_The task:_ Search the records that follow and extract every line containing the string "Account".

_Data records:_
+--

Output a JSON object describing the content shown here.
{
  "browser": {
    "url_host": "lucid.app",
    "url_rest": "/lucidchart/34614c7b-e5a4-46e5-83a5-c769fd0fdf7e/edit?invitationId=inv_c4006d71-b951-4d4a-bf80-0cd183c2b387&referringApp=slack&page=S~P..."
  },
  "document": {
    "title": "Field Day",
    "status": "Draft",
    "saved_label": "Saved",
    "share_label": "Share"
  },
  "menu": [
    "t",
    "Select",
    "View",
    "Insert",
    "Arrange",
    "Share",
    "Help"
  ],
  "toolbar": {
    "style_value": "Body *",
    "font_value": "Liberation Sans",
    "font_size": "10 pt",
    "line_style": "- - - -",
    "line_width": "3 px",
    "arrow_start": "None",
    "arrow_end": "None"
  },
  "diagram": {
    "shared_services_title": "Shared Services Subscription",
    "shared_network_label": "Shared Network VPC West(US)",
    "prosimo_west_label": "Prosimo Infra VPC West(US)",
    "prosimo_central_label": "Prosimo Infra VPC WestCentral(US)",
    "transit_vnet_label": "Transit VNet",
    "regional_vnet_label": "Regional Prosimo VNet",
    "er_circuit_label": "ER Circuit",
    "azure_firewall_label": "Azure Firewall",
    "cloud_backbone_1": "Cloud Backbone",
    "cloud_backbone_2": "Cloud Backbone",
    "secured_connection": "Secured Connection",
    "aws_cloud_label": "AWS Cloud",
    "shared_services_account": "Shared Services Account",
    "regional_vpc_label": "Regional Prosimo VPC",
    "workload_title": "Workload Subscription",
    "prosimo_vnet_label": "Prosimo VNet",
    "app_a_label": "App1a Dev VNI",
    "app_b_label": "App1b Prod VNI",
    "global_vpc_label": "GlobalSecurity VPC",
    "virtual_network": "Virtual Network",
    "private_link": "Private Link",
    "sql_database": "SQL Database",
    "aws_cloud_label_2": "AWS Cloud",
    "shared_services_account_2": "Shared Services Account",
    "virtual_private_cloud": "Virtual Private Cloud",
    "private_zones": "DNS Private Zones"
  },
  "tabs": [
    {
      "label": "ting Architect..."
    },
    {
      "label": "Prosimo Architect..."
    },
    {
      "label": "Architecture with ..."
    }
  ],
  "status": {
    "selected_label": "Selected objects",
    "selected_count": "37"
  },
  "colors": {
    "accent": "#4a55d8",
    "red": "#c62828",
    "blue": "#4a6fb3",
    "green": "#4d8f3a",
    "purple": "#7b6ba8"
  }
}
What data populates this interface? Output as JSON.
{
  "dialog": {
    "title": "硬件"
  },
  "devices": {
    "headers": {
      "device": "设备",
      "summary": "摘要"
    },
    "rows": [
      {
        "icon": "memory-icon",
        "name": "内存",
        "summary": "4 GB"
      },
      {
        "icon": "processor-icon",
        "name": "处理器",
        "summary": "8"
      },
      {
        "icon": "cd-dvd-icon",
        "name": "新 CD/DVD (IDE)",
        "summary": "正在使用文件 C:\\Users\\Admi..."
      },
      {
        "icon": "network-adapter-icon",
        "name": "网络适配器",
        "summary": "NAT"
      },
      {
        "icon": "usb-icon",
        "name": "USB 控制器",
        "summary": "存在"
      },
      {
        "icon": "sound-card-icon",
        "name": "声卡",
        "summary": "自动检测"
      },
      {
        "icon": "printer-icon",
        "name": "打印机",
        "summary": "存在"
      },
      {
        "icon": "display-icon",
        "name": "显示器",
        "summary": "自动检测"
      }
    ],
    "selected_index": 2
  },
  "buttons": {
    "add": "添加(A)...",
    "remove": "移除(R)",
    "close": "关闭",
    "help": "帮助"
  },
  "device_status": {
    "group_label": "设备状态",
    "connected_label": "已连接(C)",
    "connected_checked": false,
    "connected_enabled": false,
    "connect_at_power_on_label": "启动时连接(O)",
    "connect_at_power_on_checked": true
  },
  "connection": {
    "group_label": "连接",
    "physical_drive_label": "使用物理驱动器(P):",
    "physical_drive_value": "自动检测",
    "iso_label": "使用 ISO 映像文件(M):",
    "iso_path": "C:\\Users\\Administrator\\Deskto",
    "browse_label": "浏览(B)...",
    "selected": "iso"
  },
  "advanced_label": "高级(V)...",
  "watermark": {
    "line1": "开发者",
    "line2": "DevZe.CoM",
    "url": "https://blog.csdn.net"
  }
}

+--

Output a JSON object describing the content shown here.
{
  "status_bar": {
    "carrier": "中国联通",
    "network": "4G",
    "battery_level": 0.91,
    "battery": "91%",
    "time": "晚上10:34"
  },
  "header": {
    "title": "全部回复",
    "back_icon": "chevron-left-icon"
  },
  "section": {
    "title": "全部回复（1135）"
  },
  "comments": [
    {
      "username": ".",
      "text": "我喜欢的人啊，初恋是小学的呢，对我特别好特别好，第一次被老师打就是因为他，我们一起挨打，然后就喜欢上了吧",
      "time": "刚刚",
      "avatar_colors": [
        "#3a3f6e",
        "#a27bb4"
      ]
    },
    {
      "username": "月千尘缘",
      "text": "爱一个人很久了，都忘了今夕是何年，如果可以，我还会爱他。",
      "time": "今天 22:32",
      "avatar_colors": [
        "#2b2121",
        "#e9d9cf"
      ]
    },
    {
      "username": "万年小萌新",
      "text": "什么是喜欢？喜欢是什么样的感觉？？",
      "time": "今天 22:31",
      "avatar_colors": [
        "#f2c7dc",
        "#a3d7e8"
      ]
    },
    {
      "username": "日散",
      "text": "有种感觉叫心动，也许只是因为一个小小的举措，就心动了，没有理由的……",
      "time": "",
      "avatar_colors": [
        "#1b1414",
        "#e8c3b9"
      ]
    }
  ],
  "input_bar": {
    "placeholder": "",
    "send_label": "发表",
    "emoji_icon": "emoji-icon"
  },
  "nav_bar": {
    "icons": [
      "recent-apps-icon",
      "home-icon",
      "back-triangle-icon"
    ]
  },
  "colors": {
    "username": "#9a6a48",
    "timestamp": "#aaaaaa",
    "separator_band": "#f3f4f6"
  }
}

+--

_Answer to this exercise:_
    "shared_services_account": "Shared Services Account",
    "shared_services_account_2": "Shared Services Account",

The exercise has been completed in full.